> _TASK_: Put the items, starting with the first line and going on through the line with "population-rank-note: 112th most", into a Markdown table with the columns Row and Line, numbering each row and leaving out blank lines.

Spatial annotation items

## BEGIN

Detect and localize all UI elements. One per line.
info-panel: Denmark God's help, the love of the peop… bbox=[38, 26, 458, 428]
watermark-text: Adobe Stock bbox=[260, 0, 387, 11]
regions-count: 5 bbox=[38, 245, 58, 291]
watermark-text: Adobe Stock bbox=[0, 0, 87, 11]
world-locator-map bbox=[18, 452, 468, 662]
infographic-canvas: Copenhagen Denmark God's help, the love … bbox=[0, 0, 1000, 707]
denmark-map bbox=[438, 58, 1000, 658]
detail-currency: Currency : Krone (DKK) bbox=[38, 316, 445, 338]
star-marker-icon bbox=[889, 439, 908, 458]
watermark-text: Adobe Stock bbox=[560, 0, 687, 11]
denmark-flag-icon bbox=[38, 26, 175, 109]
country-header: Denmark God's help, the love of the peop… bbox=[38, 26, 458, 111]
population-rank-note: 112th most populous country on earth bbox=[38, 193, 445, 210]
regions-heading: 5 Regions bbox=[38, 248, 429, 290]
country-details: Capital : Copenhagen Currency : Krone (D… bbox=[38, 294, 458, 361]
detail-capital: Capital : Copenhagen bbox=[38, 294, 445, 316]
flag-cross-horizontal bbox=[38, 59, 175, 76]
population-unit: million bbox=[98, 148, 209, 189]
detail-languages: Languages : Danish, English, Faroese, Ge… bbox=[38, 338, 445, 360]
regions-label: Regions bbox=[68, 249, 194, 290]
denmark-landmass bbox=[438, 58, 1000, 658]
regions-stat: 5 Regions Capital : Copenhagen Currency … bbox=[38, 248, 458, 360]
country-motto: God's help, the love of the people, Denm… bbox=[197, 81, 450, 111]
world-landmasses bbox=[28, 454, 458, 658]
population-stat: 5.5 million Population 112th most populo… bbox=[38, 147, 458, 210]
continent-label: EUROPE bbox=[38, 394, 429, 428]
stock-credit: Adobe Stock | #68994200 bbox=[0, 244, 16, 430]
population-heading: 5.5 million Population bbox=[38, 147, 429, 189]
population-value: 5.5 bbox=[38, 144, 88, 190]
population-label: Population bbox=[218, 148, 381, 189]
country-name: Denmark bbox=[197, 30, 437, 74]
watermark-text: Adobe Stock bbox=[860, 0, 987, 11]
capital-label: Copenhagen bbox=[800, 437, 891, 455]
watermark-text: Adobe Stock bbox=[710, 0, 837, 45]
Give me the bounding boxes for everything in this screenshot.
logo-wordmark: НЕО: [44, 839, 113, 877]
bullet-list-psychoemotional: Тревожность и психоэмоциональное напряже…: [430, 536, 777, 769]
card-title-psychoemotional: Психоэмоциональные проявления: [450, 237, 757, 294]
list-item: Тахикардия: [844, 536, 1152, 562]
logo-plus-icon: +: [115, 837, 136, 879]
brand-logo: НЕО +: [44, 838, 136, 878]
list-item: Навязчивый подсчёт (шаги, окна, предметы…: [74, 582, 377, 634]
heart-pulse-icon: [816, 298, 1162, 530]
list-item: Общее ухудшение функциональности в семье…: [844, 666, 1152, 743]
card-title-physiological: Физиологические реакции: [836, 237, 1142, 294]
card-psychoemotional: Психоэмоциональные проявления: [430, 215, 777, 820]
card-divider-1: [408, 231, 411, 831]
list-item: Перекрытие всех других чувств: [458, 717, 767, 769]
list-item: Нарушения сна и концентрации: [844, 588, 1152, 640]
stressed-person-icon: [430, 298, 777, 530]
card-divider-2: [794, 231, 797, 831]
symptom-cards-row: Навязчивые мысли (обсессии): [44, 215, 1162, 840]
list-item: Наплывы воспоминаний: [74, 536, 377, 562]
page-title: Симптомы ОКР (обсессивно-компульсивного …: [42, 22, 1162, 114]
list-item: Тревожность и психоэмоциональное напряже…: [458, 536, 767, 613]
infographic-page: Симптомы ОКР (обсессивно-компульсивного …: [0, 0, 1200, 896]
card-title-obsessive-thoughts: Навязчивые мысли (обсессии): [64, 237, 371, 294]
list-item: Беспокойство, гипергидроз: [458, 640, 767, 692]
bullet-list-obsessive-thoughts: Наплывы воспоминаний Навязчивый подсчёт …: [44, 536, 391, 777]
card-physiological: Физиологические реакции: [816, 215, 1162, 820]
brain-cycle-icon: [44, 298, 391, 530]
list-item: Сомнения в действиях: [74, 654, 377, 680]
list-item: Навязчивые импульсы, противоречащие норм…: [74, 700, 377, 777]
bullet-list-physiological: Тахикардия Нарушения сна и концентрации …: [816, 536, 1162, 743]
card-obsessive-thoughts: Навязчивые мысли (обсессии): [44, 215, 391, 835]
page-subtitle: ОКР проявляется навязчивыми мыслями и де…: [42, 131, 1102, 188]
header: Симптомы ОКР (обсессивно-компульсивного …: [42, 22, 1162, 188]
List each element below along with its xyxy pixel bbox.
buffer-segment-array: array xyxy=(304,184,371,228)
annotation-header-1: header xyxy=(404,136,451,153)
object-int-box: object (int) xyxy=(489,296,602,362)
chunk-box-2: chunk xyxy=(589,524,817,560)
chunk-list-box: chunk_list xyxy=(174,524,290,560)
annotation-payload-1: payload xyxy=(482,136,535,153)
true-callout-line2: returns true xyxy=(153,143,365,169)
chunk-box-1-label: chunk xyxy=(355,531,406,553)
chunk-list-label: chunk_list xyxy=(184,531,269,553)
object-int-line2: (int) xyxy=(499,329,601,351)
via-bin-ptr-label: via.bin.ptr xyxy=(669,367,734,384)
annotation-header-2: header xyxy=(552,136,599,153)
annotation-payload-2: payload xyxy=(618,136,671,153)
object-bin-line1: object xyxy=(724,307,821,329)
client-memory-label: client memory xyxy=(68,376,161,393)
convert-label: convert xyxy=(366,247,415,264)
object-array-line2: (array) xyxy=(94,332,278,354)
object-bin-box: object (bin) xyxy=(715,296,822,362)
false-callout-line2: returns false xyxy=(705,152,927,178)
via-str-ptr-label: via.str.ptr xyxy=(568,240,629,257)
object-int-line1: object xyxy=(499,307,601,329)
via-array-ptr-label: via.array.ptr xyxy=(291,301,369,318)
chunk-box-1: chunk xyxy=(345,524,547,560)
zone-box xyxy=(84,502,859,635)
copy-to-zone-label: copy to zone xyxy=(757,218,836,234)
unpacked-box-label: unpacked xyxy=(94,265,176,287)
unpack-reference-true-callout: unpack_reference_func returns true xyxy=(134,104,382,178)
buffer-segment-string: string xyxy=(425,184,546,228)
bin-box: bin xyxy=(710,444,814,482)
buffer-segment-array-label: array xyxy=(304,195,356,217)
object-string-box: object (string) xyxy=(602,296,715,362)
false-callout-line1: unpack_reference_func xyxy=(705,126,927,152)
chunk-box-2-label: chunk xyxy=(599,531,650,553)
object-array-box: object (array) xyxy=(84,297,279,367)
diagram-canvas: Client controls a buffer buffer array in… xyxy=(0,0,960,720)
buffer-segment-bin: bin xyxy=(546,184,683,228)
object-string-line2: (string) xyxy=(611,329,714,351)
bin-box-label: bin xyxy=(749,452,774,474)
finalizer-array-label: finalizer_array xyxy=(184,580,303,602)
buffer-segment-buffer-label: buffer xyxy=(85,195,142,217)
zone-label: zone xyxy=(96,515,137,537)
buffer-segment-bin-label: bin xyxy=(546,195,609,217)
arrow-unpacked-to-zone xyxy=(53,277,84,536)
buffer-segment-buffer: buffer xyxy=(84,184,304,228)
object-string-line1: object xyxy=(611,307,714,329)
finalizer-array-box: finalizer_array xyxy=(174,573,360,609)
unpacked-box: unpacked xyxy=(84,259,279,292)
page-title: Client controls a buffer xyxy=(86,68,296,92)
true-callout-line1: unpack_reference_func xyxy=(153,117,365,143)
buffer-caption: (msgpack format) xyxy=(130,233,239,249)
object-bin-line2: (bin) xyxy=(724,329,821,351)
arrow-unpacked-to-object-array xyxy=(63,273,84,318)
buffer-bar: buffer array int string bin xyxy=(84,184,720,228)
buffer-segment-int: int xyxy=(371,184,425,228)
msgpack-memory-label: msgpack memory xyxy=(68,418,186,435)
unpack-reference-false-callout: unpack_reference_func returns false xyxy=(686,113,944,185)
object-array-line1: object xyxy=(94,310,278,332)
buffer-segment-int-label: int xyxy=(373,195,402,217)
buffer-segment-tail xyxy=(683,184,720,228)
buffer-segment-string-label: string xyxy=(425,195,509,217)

## END

> _COMPLETED EXERCISE_:
| Row | Line |
|---|---|
| 1 | Detect and localize all UI elements. One per line. |
| 2 | info-panel: Denmark God's help, the love of the peop… bbox=[38, 26, 458, 428] |
| 3 | watermark-text: Adobe Stock bbox=[260, 0, 387, 11] |
| 4 | regions-count: 5 bbox=[38, 245, 58, 291] |
| 5 | watermark-text: Adobe Stock bbox=[0, 0, 87, 11] |
| 6 | world-locator-map bbox=[18, 452, 468, 662] |
| 7 | infographic-canvas: Copenhagen Denmark God's help, the love … bbox=[0, 0, 1000, 707] |
| 8 | denmark-map bbox=[438, 58, 1000, 658] |
| 9 | detail-currency: Currency : Krone (DKK) bbox=[38, 316, 445, 338] |
| 10 | star-marker-icon bbox=[889, 439, 908, 458] |
| 11 | watermark-text: Adobe Stock bbox=[560, 0, 687, 11] |
| 12 | denmark-flag-icon bbox=[38, 26, 175, 109] |
| 13 | country-header: Denmark God's help, the love of the peop… bbox=[38, 26, 458, 111] |
| 14 | population-rank-note: 112th most populous country on earth bbox=[38, 193, 445, 210] |